### Goal
Write out the whole listing again, exactly as given.

### Records to use
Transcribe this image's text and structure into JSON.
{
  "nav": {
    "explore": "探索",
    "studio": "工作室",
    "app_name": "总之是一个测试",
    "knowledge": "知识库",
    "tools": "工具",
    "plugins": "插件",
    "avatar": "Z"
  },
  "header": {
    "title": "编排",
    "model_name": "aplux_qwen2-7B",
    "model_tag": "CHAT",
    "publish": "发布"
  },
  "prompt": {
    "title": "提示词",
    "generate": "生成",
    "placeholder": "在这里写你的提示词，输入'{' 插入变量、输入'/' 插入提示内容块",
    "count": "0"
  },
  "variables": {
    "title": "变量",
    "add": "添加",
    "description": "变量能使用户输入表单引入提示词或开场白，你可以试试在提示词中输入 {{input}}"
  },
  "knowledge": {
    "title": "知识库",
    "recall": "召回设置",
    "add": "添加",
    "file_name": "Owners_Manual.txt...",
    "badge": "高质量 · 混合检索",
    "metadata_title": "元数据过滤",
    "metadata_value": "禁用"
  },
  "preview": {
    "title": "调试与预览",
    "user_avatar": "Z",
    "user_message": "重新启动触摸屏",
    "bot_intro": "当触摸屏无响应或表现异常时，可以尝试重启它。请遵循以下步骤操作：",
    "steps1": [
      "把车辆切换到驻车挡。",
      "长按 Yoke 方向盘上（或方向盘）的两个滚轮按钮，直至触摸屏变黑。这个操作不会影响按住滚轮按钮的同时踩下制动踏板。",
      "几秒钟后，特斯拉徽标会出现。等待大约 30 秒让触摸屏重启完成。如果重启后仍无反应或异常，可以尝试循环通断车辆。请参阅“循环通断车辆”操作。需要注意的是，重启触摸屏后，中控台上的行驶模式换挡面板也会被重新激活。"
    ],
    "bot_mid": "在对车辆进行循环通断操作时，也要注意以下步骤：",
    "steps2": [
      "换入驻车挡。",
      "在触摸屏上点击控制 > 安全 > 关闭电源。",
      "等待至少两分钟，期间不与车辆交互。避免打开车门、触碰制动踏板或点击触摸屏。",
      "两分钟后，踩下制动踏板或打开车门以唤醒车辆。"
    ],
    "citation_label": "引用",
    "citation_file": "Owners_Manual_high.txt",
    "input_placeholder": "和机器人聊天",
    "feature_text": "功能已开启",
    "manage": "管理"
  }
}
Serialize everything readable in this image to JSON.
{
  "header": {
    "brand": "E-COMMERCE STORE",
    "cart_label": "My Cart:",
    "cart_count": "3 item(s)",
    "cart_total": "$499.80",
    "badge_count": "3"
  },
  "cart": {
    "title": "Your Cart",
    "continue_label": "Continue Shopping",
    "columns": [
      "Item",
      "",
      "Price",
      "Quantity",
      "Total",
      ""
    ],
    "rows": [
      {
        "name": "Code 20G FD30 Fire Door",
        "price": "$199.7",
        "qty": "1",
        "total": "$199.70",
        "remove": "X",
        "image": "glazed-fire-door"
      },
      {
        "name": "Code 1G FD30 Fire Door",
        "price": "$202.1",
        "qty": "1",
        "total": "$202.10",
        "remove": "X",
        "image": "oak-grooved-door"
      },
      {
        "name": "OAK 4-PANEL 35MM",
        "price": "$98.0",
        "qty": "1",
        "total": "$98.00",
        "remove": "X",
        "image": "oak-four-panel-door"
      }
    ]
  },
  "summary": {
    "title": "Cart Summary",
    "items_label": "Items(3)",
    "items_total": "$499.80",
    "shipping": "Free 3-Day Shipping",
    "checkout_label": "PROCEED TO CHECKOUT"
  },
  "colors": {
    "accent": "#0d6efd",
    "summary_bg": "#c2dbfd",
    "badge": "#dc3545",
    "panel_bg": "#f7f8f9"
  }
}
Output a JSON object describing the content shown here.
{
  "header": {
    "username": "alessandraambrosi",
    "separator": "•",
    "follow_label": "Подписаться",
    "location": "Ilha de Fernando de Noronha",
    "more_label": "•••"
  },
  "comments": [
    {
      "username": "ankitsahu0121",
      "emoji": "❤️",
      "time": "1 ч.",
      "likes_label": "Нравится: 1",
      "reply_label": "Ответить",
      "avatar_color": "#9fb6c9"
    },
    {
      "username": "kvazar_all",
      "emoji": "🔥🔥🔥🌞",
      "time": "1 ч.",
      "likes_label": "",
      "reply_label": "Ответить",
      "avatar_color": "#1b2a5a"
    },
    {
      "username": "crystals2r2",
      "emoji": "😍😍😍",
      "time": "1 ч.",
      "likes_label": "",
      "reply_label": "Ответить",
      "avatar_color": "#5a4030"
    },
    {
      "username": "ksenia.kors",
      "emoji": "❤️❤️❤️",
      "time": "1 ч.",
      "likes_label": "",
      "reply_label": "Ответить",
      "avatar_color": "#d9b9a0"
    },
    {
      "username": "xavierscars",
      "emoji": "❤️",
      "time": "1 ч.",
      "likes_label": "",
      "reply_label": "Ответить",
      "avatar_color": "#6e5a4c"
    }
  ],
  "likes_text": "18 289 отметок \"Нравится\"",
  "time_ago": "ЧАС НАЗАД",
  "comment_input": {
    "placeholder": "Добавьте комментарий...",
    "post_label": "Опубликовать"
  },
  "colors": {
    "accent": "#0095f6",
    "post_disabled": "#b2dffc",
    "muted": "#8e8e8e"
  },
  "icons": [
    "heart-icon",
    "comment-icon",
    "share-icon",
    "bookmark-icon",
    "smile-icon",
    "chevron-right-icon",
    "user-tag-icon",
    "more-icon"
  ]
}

### Response
Transcribe this image's text and structure into JSON.
{
  "nav": {
    "explore": "探索",
    "studio": "工作室",
    "app_name": "总之是一个测试",
    "knowledge": "知识库",
    "tools": "工具",
    "plugins": "插件",
    "avatar": "Z"
  },
  "header": {
    "title": "编排",
    "model_name": "aplux_qwen2-7B",
    "model_tag": "CHAT",
    "publish": "发布"
  },
  "prompt": {
    "title": "提示词",
    "generate": "生成",
    "placeholder": "在这里写你的提示词，输入'{' 插入变量、输入'/' 插入提示内容块",
    "count": "0"
  },
  "variables": {
    "title": "变量",
    "add": "添加",
    "description": "变量能使用户输入表单引入提示词或开场白，你可以试试在提示词中输入 {{input}}"
  },
  "knowledge": {
    "title": "知识库",
    "recall": "召回设置",
    "add": "添加",
    "file_name": "Owners_Manual.txt...",
    "badge": "高质量 · 混合检索",
    "metadata_title": "元数据过滤",
    "metadata_value": "禁用"
  },
  "preview": {
    "title": "调试与预览",
    "user_avatar": "Z",
    "user_message": "重新启动触摸屏",
    "bot_intro": "当触摸屏无响应或表现异常时，可以尝试重启它。请遵循以下步骤操作：",
    "steps1": [
      "把车辆切换到驻车挡。",
      "长按 Yoke 方向盘上（或方向盘）的两个滚轮按钮，直至触摸屏变黑。这个操作不会影响按住滚轮按钮的同时踩下制动踏板。",
      "几秒钟后，特斯拉徽标会出现。等待大约 30 秒让触摸屏重启完成。如果重启后仍无反应或异常，可以尝试循环通断车辆。请参阅“循环通断车辆”操作。需要注意的是，重启触摸屏后，中控台上的行驶模式换挡面板也会被重新激活。"
    ],
    "bot_mid": "在对车辆进行循环通断操作时，也要注意以下步骤：",
    "steps2": [
      "换入驻车挡。",
      "在触摸屏上点击控制 > 安全 > 关闭电源。",
      "等待至少两分钟，期间不与车辆交互。避免打开车门、触碰制动踏板或点击触摸屏。",
      "两分钟后，踩下制动踏板或打开车门以唤醒车辆。"
    ],
    "citation_label": "引用",
    "citation_file": "Owners_Manual_high.txt",
    "input_placeholder": "和机器人聊天",
    "feature_text": "功能已开启",
    "manage": "管理"
  }
}
Serialize everything readable in this image to JSON.
{
  "header": {
    "brand": "E-COMMERCE STORE",
    "cart_label": "My Cart:",
    "cart_count": "3 item(s)",
    "cart_total": "$499.80",
    "badge_count": "3"
  },
  "cart": {
    "title": "Your Cart",
    "continue_label": "Continue Shopping",
    "columns": [
      "Item",
      "",
      "Price",
      "Quantity",
      "Total",
      ""
    ],
    "rows": [
      {
        "name": "Code 20G FD30 Fire Door",
        "price": "$199.7",
        "qty": "1",
        "total": "$199.70",
        "remove": "X",
        "image": "glazed-fire-door"
      },
      {
        "name": "Code 1G FD30 Fire Door",
        "price": "$202.1",
        "qty": "1",
        "total": "$202.10",
        "remove": "X",
        "image": "oak-grooved-door"
      },
      {
        "name": "OAK 4-PANEL 35MM",
        "price": "$98.0",
        "qty": "1",
        "total": "$98.00",
        "remove": "X",
        "image": "oak-four-panel-door"
      }
    ]
  },
  "summary": {
    "title": "Cart Summary",
    "items_label": "Items(3)",
    "items_total": "$499.80",
    "shipping": "Free 3-Day Shipping",
    "checkout_label": "PROCEED TO CHECKOUT"
  },
  "colors": {
    "accent": "#0d6efd",
    "summary_bg": "#c2dbfd",
    "badge": "#dc3545",
    "panel_bg": "#f7f8f9"
  }
}
Output a JSON object describing the content shown here.
{
  "header": {
    "username": "alessandraambrosi",
    "separator": "•",
    "follow_label": "Подписаться",
    "location": "Ilha de Fernando de Noronha",
    "more_label": "•••"
  },
  "comments": [
    {
      "username": "ankitsahu0121",
      "emoji": "❤️",
      "time": "1 ч.",
      "likes_label": "Нравится: 1",
      "reply_label": "Ответить",
      "avatar_color": "#9fb6c9"
    },
    {
      "username": "kvazar_all",
      "emoji": "🔥🔥🔥🌞",
      "time": "1 ч.",
      "likes_label": "",
      "reply_label": "Ответить",
      "avatar_color": "#1b2a5a"
    },
    {
      "username": "crystals2r2",
      "emoji": "😍😍😍",
      "time": "1 ч.",
      "likes_label": "",
      "reply_label": "Ответить",
      "avatar_color": "#5a4030"
    },
    {
      "username": "ksenia.kors",
      "emoji": "❤️❤️❤️",
      "time": "1 ч.",
      "likes_label": "",
      "reply_label": "Ответить",
      "avatar_color": "#d9b9a0"
    },
    {
      "username": "xavierscars",
      "emoji": "❤️",
      "time": "1 ч.",
      "likes_label": "",
      "reply_label": "Ответить",
      "avatar_color": "#6e5a4c"
    }
  ],
  "likes_text": "18 289 отметок \"Нравится\"",
  "time_ago": "ЧАС НАЗАД",
  "comment_input": {
    "placeholder": "Добавьте комментарий...",
    "post_label": "Опубликовать"
  },
  "colors": {
    "accent": "#0095f6",
    "post_disabled": "#b2dffc",
    "muted": "#8e8e8e"
  },
  "icons": [
    "heart-icon",
    "comment-icon",
    "share-icon",
    "bookmark-icon",
    "smile-icon",
    "chevron-right-icon",
    "user-tag-icon",
    "more-icon"
  ]
}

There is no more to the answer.